→ **RECORDS FOR THE EXERCISE**:
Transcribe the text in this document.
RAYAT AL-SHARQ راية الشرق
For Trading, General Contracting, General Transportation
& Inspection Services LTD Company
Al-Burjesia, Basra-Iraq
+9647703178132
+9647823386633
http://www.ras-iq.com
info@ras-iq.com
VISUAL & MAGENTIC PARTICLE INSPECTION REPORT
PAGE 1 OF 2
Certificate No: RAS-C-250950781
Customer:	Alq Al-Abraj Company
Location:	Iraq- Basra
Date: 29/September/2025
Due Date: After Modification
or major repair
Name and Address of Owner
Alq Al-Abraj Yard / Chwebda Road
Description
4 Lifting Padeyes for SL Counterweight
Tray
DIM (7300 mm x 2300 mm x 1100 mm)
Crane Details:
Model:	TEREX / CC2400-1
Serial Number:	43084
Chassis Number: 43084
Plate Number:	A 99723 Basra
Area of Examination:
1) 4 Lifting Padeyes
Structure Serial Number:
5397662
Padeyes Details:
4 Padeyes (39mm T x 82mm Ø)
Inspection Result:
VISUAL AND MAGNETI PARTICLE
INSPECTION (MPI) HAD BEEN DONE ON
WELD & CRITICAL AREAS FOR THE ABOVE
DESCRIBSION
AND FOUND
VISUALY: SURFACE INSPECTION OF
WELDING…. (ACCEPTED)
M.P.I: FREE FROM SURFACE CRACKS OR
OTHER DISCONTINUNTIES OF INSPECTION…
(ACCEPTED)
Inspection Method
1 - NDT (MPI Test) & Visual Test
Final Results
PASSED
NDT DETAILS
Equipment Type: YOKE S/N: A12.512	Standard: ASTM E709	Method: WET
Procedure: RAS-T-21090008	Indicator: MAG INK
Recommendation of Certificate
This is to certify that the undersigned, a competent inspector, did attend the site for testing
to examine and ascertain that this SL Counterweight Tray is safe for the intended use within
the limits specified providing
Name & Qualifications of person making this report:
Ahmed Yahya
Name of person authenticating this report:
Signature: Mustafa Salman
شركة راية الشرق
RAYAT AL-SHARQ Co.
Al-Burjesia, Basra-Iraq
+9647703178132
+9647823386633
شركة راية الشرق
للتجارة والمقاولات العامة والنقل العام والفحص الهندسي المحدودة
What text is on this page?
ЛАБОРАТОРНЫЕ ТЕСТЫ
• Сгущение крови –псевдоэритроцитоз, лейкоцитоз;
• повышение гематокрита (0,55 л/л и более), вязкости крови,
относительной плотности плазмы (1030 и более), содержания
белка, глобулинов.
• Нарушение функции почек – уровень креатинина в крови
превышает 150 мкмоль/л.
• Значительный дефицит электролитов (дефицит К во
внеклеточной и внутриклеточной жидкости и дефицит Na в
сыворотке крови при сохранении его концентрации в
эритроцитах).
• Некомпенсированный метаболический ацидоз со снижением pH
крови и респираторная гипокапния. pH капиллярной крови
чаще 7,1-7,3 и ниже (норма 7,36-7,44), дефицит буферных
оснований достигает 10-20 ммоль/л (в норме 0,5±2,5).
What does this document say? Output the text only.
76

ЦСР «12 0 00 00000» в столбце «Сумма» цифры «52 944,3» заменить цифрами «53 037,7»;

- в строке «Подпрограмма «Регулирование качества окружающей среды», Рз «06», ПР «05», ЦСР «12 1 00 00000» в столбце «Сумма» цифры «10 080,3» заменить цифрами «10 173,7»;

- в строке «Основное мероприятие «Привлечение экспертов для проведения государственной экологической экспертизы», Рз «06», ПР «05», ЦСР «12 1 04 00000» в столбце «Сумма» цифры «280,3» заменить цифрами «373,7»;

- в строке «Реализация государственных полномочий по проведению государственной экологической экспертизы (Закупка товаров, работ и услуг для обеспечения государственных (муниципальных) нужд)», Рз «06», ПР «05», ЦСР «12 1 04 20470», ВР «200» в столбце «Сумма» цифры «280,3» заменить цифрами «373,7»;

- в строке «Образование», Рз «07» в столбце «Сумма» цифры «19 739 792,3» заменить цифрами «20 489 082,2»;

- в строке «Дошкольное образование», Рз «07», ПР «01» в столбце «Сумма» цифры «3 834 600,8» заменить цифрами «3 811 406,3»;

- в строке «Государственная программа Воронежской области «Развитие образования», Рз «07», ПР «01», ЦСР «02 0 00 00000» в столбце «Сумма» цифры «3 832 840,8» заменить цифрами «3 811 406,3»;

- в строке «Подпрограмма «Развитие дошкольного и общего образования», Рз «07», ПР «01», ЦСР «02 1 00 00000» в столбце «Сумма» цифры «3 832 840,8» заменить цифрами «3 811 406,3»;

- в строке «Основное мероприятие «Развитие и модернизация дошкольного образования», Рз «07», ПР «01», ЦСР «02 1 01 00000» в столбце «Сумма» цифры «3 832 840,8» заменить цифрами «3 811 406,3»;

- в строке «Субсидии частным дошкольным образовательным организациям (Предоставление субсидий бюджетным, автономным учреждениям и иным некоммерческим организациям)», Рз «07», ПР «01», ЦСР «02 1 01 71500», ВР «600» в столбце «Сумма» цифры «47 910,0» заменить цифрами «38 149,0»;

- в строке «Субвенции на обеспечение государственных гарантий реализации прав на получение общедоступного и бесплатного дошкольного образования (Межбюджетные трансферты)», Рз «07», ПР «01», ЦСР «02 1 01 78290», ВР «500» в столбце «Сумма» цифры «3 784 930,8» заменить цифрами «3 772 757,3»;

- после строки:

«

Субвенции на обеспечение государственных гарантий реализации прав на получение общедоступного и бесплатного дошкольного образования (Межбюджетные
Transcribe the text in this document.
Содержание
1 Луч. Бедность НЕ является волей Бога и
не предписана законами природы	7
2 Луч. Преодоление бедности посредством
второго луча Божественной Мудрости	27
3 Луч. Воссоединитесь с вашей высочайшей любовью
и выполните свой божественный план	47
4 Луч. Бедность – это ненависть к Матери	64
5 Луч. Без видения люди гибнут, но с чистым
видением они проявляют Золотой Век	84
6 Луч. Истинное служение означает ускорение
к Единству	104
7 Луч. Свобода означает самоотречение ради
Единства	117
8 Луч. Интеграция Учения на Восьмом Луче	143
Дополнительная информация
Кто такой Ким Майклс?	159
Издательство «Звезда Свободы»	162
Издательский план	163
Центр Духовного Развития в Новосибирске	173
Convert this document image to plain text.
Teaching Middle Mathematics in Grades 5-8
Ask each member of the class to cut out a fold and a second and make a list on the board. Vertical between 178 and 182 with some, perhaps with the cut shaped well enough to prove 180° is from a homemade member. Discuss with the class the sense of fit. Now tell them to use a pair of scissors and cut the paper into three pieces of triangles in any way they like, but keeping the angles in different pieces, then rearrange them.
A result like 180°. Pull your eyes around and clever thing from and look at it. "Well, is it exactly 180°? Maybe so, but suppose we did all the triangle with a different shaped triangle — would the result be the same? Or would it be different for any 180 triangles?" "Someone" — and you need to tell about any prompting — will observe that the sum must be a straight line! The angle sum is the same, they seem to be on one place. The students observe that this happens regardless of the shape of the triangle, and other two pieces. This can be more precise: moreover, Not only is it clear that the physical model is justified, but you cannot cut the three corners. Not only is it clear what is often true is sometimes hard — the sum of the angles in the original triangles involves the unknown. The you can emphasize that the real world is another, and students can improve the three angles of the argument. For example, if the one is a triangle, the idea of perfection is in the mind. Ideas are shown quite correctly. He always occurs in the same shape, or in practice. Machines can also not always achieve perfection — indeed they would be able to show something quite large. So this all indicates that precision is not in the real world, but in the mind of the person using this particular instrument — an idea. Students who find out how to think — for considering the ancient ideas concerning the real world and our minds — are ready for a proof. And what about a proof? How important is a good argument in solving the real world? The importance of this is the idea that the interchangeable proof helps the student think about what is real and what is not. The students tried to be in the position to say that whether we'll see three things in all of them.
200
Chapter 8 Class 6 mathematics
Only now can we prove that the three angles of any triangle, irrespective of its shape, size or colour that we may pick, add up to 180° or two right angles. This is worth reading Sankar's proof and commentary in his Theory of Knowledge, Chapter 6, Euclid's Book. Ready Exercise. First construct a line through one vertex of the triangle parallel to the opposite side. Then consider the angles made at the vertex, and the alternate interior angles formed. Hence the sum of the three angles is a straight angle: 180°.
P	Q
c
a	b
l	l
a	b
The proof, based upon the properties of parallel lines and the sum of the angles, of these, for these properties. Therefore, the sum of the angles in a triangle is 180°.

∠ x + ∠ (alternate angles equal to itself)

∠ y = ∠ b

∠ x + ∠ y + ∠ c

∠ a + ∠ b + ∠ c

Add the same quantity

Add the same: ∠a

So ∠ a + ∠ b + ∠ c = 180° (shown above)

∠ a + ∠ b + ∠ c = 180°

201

→ **WRITTEN REQUEST**: Return every line from the records above that holds the word "Method".

→ **THE OUTPUT**:
Inspection Method
Equipment Type: YOKE S/N: A12.512	Standard: ASTM E709	Method: WET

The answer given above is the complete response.